**Dataset listings of figures**
***
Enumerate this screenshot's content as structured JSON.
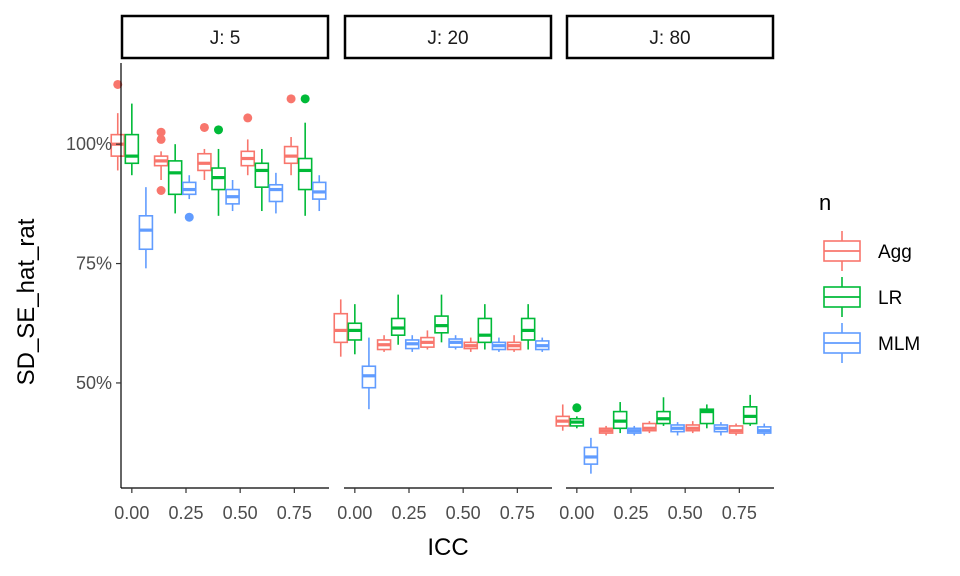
{
  "chart_data": {
    "type": "box",
    "facet_var": "J",
    "facets": [
      "J: 5",
      "J: 20",
      "J: 80"
    ],
    "xlabel": "ICC",
    "ylabel": "SD_SE_hat_rat",
    "x_ticks": [
      "0.00",
      "0.25",
      "0.50",
      "0.75"
    ],
    "x_groups": [
      0,
      0.2,
      0.4,
      0.6,
      0.8
    ],
    "y_ticks": [
      "50%",
      "75%",
      "100%"
    ],
    "y_tick_values": [
      0.5,
      0.75,
      1.0
    ],
    "ylim": [
      0.28,
      1.17
    ],
    "xlim": [
      -0.05,
      0.91
    ],
    "grid": false,
    "legend": {
      "title": "n",
      "position": "right",
      "entries": [
        {
          "name": "Agg",
          "color": "#F8766D"
        },
        {
          "name": "LR",
          "color": "#00BA38"
        },
        {
          "name": "MLM",
          "color": "#619CFF"
        }
      ]
    },
    "panels": [
      {
        "facet": "J: 5",
        "boxes": [
          {
            "x": 0.0,
            "series": "Agg",
            "lo": 0.945,
            "q1": 0.975,
            "med": 1.0,
            "q3": 1.02,
            "hi": 1.065,
            "outliers": [
              1.125
            ]
          },
          {
            "x": 0.0,
            "series": "LR",
            "lo": 0.935,
            "q1": 0.96,
            "med": 0.975,
            "q3": 1.02,
            "hi": 1.085,
            "outliers": []
          },
          {
            "x": 0.0,
            "series": "MLM",
            "lo": 0.74,
            "q1": 0.78,
            "med": 0.82,
            "q3": 0.85,
            "hi": 0.91,
            "outliers": []
          },
          {
            "x": 0.2,
            "series": "Agg",
            "lo": 0.925,
            "q1": 0.955,
            "med": 0.965,
            "q3": 0.975,
            "hi": 0.985,
            "outliers": [
              1.025,
              1.01,
              0.903
            ]
          },
          {
            "x": 0.2,
            "series": "LR",
            "lo": 0.855,
            "q1": 0.895,
            "med": 0.94,
            "q3": 0.965,
            "hi": 1.0,
            "outliers": []
          },
          {
            "x": 0.2,
            "series": "MLM",
            "lo": 0.885,
            "q1": 0.895,
            "med": 0.905,
            "q3": 0.92,
            "hi": 0.935,
            "outliers": [
              0.847
            ]
          },
          {
            "x": 0.4,
            "series": "Agg",
            "lo": 0.925,
            "q1": 0.945,
            "med": 0.96,
            "q3": 0.98,
            "hi": 0.99,
            "outliers": [
              1.035
            ]
          },
          {
            "x": 0.4,
            "series": "LR",
            "lo": 0.85,
            "q1": 0.905,
            "med": 0.93,
            "q3": 0.95,
            "hi": 0.99,
            "outliers": [
              1.03
            ]
          },
          {
            "x": 0.4,
            "series": "MLM",
            "lo": 0.86,
            "q1": 0.875,
            "med": 0.89,
            "q3": 0.905,
            "hi": 0.925,
            "outliers": []
          },
          {
            "x": 0.6,
            "series": "Agg",
            "lo": 0.935,
            "q1": 0.955,
            "med": 0.97,
            "q3": 0.985,
            "hi": 1.01,
            "outliers": [
              1.055
            ]
          },
          {
            "x": 0.6,
            "series": "LR",
            "lo": 0.86,
            "q1": 0.91,
            "med": 0.945,
            "q3": 0.96,
            "hi": 0.99,
            "outliers": []
          },
          {
            "x": 0.6,
            "series": "MLM",
            "lo": 0.855,
            "q1": 0.88,
            "med": 0.905,
            "q3": 0.915,
            "hi": 0.94,
            "outliers": []
          },
          {
            "x": 0.8,
            "series": "Agg",
            "lo": 0.935,
            "q1": 0.96,
            "med": 0.975,
            "q3": 0.995,
            "hi": 1.015,
            "outliers": [
              1.095
            ]
          },
          {
            "x": 0.8,
            "series": "LR",
            "lo": 0.85,
            "q1": 0.905,
            "med": 0.945,
            "q3": 0.97,
            "hi": 1.045,
            "outliers": [
              1.095
            ]
          },
          {
            "x": 0.8,
            "series": "MLM",
            "lo": 0.86,
            "q1": 0.885,
            "med": 0.9,
            "q3": 0.92,
            "hi": 0.935,
            "outliers": []
          }
        ]
      },
      {
        "facet": "J: 20",
        "boxes": [
          {
            "x": 0.0,
            "series": "Agg",
            "lo": 0.555,
            "q1": 0.585,
            "med": 0.61,
            "q3": 0.645,
            "hi": 0.675,
            "outliers": []
          },
          {
            "x": 0.0,
            "series": "LR",
            "lo": 0.56,
            "q1": 0.59,
            "med": 0.61,
            "q3": 0.625,
            "hi": 0.665,
            "outliers": []
          },
          {
            "x": 0.0,
            "series": "MLM",
            "lo": 0.445,
            "q1": 0.49,
            "med": 0.515,
            "q3": 0.535,
            "hi": 0.595,
            "outliers": []
          },
          {
            "x": 0.2,
            "series": "Agg",
            "lo": 0.565,
            "q1": 0.57,
            "med": 0.58,
            "q3": 0.59,
            "hi": 0.6,
            "outliers": []
          },
          {
            "x": 0.2,
            "series": "LR",
            "lo": 0.58,
            "q1": 0.6,
            "med": 0.615,
            "q3": 0.635,
            "hi": 0.685,
            "outliers": []
          },
          {
            "x": 0.2,
            "series": "MLM",
            "lo": 0.565,
            "q1": 0.572,
            "med": 0.582,
            "q3": 0.59,
            "hi": 0.6,
            "outliers": []
          },
          {
            "x": 0.4,
            "series": "Agg",
            "lo": 0.57,
            "q1": 0.575,
            "med": 0.585,
            "q3": 0.595,
            "hi": 0.61,
            "outliers": []
          },
          {
            "x": 0.4,
            "series": "LR",
            "lo": 0.585,
            "q1": 0.605,
            "med": 0.62,
            "q3": 0.64,
            "hi": 0.685,
            "outliers": []
          },
          {
            "x": 0.4,
            "series": "MLM",
            "lo": 0.57,
            "q1": 0.575,
            "med": 0.585,
            "q3": 0.592,
            "hi": 0.6,
            "outliers": []
          },
          {
            "x": 0.6,
            "series": "Agg",
            "lo": 0.565,
            "q1": 0.572,
            "med": 0.578,
            "q3": 0.585,
            "hi": 0.595,
            "outliers": []
          },
          {
            "x": 0.6,
            "series": "LR",
            "lo": 0.57,
            "q1": 0.585,
            "med": 0.6,
            "q3": 0.635,
            "hi": 0.665,
            "outliers": []
          },
          {
            "x": 0.6,
            "series": "MLM",
            "lo": 0.565,
            "q1": 0.57,
            "med": 0.578,
            "q3": 0.585,
            "hi": 0.595,
            "outliers": []
          },
          {
            "x": 0.8,
            "series": "Agg",
            "lo": 0.565,
            "q1": 0.57,
            "med": 0.578,
            "q3": 0.585,
            "hi": 0.6,
            "outliers": []
          },
          {
            "x": 0.8,
            "series": "LR",
            "lo": 0.57,
            "q1": 0.59,
            "med": 0.61,
            "q3": 0.635,
            "hi": 0.665,
            "outliers": []
          },
          {
            "x": 0.8,
            "series": "MLM",
            "lo": 0.565,
            "q1": 0.57,
            "med": 0.578,
            "q3": 0.588,
            "hi": 0.595,
            "outliers": []
          }
        ]
      },
      {
        "facet": "J: 80",
        "boxes": [
          {
            "x": 0.0,
            "series": "Agg",
            "lo": 0.4,
            "q1": 0.41,
            "med": 0.42,
            "q3": 0.43,
            "hi": 0.455,
            "outliers": []
          },
          {
            "x": 0.0,
            "series": "LR",
            "lo": 0.405,
            "q1": 0.41,
            "med": 0.418,
            "q3": 0.425,
            "hi": 0.43,
            "outliers": [
              0.448
            ]
          },
          {
            "x": 0.0,
            "series": "MLM",
            "lo": 0.31,
            "q1": 0.33,
            "med": 0.345,
            "q3": 0.365,
            "hi": 0.385,
            "outliers": []
          },
          {
            "x": 0.2,
            "series": "Agg",
            "lo": 0.39,
            "q1": 0.395,
            "med": 0.4,
            "q3": 0.405,
            "hi": 0.41,
            "outliers": []
          },
          {
            "x": 0.2,
            "series": "LR",
            "lo": 0.395,
            "q1": 0.405,
            "med": 0.42,
            "q3": 0.44,
            "hi": 0.46,
            "outliers": []
          },
          {
            "x": 0.2,
            "series": "MLM",
            "lo": 0.39,
            "q1": 0.395,
            "med": 0.4,
            "q3": 0.405,
            "hi": 0.41,
            "outliers": []
          },
          {
            "x": 0.4,
            "series": "Agg",
            "lo": 0.395,
            "q1": 0.4,
            "med": 0.405,
            "q3": 0.415,
            "hi": 0.42,
            "outliers": []
          },
          {
            "x": 0.4,
            "series": "LR",
            "lo": 0.41,
            "q1": 0.415,
            "med": 0.425,
            "q3": 0.44,
            "hi": 0.47,
            "outliers": []
          },
          {
            "x": 0.4,
            "series": "MLM",
            "lo": 0.39,
            "q1": 0.398,
            "med": 0.405,
            "q3": 0.412,
            "hi": 0.418,
            "outliers": []
          },
          {
            "x": 0.6,
            "series": "Agg",
            "lo": 0.395,
            "q1": 0.4,
            "med": 0.405,
            "q3": 0.412,
            "hi": 0.42,
            "outliers": []
          },
          {
            "x": 0.6,
            "series": "LR",
            "lo": 0.405,
            "q1": 0.415,
            "med": 0.44,
            "q3": 0.445,
            "hi": 0.455,
            "outliers": []
          },
          {
            "x": 0.6,
            "series": "MLM",
            "lo": 0.39,
            "q1": 0.398,
            "med": 0.405,
            "q3": 0.412,
            "hi": 0.418,
            "outliers": []
          },
          {
            "x": 0.8,
            "series": "Agg",
            "lo": 0.39,
            "q1": 0.395,
            "med": 0.4,
            "q3": 0.41,
            "hi": 0.415,
            "outliers": []
          },
          {
            "x": 0.8,
            "series": "LR",
            "lo": 0.41,
            "q1": 0.415,
            "med": 0.43,
            "q3": 0.45,
            "hi": 0.475,
            "outliers": []
          },
          {
            "x": 0.8,
            "series": "MLM",
            "lo": 0.39,
            "q1": 0.395,
            "med": 0.4,
            "q3": 0.408,
            "hi": 0.415,
            "outliers": []
          }
        ]
      }
    ]
  }
}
***
Only a number is wanted: how many lines contain the word "color"?

**CORRECT RESULT**
3